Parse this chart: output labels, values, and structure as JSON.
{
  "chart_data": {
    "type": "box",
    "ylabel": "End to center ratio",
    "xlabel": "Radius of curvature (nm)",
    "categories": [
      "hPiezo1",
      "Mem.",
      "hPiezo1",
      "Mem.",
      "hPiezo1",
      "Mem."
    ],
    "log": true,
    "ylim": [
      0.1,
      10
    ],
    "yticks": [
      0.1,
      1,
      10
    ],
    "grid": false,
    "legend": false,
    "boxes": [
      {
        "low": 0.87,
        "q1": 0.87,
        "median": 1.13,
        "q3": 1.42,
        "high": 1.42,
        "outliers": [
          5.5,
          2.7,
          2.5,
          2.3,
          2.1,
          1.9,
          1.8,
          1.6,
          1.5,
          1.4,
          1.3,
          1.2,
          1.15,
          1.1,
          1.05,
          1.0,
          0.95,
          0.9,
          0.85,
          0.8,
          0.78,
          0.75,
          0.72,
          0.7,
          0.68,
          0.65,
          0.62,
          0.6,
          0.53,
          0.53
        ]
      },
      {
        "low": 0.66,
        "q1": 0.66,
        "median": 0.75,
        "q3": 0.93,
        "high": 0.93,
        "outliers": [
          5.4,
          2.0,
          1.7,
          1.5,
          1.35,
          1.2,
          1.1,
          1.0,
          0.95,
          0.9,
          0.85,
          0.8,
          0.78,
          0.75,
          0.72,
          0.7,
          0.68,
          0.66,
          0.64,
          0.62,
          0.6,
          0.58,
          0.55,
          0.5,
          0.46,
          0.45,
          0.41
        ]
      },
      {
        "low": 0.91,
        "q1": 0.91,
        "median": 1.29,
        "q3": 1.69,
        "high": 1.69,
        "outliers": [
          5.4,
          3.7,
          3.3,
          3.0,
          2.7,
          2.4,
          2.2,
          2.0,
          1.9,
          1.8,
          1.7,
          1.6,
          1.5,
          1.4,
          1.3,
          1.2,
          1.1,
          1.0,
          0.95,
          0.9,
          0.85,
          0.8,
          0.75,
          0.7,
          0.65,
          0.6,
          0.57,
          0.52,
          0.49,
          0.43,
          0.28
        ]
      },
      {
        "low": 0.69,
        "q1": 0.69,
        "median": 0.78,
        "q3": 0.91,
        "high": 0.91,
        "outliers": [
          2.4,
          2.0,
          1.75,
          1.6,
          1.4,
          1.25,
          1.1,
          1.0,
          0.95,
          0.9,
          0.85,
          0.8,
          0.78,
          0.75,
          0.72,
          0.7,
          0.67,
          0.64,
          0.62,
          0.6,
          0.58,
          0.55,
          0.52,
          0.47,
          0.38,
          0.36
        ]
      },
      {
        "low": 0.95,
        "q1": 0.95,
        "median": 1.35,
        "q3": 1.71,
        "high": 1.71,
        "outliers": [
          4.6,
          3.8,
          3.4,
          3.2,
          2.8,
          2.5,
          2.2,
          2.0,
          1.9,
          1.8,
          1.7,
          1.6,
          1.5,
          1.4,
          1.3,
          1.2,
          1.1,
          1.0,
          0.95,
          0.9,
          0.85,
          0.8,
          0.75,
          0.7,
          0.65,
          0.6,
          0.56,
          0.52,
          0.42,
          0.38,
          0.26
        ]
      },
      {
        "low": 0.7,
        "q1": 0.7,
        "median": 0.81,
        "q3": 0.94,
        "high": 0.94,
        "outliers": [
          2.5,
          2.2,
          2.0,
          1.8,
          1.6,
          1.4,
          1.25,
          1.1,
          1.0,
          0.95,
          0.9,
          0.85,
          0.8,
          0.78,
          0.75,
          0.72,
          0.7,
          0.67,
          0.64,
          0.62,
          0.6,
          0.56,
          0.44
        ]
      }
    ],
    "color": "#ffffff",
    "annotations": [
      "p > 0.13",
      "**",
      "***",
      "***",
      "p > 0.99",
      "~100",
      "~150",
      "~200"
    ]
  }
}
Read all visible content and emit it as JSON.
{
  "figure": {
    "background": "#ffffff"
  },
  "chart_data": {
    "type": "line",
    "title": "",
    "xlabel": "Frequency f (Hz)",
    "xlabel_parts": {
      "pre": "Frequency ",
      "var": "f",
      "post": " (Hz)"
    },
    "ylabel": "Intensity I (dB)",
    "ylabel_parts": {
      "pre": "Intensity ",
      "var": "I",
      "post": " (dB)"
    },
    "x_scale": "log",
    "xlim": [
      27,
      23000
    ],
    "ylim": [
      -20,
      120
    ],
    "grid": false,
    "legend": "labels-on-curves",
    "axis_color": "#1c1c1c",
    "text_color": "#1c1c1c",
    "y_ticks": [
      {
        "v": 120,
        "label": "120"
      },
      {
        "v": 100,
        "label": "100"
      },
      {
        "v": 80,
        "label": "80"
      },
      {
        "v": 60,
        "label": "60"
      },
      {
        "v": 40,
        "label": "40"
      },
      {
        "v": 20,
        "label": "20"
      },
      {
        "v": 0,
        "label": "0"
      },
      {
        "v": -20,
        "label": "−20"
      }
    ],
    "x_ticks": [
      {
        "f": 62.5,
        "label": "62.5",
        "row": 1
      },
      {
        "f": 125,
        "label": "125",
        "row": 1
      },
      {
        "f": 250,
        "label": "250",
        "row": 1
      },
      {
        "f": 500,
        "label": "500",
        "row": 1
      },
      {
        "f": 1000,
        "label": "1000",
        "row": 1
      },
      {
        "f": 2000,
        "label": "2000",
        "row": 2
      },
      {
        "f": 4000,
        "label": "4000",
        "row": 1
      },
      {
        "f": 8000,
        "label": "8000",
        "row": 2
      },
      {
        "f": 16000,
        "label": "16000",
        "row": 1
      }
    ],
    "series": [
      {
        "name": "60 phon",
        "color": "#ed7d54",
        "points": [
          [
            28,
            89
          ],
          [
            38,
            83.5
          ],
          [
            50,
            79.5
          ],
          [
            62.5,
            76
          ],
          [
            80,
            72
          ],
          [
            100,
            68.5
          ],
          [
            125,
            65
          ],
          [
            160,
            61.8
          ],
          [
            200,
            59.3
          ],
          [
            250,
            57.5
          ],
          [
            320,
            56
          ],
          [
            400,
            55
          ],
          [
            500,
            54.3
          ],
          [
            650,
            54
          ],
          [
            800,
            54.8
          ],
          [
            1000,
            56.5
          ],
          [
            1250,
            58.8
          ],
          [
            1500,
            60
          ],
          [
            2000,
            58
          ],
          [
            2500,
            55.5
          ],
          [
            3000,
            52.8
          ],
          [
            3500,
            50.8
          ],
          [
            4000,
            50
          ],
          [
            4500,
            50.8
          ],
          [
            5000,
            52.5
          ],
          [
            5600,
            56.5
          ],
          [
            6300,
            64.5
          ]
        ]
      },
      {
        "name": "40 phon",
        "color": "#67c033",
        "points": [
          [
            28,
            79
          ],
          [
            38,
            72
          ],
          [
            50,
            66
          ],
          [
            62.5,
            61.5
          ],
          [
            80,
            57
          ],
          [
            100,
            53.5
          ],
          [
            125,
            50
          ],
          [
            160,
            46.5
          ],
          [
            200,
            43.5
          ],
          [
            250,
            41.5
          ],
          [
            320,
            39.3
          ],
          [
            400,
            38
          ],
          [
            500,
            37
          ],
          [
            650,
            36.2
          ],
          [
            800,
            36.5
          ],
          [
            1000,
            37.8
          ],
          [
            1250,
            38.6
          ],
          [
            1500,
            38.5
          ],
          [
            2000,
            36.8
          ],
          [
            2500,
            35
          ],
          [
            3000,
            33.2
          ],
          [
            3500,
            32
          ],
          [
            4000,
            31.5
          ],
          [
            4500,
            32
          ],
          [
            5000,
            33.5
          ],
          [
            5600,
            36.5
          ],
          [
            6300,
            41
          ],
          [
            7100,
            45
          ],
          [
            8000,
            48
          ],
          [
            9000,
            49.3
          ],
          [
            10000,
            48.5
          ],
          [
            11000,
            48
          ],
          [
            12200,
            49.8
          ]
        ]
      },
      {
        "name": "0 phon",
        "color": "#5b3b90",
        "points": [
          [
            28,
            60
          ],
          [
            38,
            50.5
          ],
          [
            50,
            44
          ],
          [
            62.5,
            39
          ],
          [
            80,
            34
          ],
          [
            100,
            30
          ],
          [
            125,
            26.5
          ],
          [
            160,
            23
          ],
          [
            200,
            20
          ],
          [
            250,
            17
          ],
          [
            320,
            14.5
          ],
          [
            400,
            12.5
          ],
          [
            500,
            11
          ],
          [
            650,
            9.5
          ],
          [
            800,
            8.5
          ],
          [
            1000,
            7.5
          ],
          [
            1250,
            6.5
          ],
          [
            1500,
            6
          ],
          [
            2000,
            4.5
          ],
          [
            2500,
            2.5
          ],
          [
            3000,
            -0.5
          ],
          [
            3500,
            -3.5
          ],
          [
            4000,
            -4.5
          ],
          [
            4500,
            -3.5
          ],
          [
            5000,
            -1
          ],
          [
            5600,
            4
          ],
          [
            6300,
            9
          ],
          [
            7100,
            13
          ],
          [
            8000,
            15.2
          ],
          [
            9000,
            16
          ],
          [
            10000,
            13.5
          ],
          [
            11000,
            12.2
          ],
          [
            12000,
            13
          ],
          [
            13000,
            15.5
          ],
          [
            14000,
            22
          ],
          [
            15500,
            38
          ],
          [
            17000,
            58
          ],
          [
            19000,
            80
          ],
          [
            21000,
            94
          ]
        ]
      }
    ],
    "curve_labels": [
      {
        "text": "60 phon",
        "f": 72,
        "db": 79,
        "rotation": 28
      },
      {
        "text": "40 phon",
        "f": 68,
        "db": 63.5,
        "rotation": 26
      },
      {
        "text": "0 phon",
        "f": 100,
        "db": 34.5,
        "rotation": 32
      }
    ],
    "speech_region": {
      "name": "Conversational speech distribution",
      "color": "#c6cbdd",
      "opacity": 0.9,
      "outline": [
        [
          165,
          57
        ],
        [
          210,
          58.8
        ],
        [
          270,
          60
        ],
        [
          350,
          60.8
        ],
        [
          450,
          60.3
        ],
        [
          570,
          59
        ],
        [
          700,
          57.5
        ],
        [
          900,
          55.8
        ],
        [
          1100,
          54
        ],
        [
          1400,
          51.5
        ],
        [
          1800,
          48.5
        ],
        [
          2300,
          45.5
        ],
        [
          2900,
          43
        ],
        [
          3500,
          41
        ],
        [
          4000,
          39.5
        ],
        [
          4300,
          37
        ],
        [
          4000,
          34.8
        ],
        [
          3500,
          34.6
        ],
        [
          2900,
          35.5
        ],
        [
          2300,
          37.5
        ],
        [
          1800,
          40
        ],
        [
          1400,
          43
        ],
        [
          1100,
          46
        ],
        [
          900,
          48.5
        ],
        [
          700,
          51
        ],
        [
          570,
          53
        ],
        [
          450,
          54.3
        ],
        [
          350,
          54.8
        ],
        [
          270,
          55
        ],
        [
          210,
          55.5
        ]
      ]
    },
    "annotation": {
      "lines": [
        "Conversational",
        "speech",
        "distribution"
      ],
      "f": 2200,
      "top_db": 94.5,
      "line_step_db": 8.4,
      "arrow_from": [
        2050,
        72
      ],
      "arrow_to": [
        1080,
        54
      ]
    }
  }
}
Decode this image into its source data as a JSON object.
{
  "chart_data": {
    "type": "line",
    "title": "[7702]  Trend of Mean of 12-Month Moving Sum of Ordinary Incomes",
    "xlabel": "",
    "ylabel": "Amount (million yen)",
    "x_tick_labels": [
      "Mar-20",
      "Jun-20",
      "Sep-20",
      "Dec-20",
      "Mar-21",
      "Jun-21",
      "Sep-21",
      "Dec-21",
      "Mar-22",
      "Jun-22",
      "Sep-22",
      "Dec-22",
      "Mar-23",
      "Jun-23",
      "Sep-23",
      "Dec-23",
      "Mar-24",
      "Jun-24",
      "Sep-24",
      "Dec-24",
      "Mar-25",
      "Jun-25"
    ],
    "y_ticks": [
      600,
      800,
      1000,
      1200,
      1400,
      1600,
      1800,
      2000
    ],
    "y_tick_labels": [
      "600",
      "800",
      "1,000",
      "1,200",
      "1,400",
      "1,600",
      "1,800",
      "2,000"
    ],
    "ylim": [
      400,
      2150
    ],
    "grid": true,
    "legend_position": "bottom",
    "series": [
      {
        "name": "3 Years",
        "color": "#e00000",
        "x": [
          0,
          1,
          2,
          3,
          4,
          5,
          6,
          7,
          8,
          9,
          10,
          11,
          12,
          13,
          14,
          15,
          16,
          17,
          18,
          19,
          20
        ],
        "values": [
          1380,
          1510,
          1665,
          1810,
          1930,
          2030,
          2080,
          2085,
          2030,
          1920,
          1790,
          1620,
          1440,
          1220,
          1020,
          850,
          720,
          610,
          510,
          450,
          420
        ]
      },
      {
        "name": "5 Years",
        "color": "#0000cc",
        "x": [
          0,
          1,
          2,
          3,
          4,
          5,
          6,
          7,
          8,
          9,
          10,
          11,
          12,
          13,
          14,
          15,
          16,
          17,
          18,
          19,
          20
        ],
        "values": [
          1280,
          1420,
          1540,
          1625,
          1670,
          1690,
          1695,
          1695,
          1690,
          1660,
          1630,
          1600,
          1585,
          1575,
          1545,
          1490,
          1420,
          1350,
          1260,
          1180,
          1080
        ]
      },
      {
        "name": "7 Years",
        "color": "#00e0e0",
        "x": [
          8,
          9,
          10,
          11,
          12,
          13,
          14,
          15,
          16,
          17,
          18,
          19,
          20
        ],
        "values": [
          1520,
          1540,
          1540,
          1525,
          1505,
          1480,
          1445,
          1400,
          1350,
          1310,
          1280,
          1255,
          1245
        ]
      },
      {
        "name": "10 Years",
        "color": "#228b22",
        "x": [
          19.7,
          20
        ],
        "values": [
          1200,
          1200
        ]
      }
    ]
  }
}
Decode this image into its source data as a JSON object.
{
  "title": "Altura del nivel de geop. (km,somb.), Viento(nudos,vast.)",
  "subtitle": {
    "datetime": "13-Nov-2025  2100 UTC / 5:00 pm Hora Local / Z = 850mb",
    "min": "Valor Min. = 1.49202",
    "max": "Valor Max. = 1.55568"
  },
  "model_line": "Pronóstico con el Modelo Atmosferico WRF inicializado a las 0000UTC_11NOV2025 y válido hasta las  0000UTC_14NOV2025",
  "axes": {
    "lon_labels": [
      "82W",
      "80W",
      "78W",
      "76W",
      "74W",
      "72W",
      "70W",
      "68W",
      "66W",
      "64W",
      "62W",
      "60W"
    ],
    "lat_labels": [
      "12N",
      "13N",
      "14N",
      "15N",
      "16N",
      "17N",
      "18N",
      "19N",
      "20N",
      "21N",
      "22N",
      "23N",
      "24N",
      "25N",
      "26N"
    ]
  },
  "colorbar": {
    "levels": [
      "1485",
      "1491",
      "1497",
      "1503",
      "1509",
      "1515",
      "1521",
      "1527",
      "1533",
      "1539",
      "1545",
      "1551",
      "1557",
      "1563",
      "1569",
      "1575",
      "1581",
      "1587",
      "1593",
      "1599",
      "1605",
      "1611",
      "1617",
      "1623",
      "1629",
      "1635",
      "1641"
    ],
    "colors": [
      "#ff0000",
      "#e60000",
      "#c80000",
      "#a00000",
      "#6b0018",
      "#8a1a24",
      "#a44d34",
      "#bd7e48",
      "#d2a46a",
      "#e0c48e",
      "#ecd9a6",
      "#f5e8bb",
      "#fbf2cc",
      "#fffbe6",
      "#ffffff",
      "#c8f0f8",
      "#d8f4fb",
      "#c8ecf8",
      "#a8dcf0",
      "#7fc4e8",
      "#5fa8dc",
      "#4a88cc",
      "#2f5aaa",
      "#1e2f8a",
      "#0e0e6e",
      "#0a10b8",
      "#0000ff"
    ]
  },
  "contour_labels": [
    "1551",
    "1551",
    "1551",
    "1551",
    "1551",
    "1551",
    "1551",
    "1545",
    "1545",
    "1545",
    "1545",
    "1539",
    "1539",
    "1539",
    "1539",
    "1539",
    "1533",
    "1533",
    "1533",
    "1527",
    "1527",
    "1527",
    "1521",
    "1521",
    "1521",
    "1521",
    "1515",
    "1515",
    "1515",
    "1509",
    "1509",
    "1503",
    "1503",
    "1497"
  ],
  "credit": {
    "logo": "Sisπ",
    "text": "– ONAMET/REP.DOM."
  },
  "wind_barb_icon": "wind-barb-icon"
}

•••

> **DIRECTIONS**
Look over the records above and copy each line that includes the string "distribution".

> **EXERCISE RESPONSE**
      "name": "Conversational speech distribution",
        "distribution"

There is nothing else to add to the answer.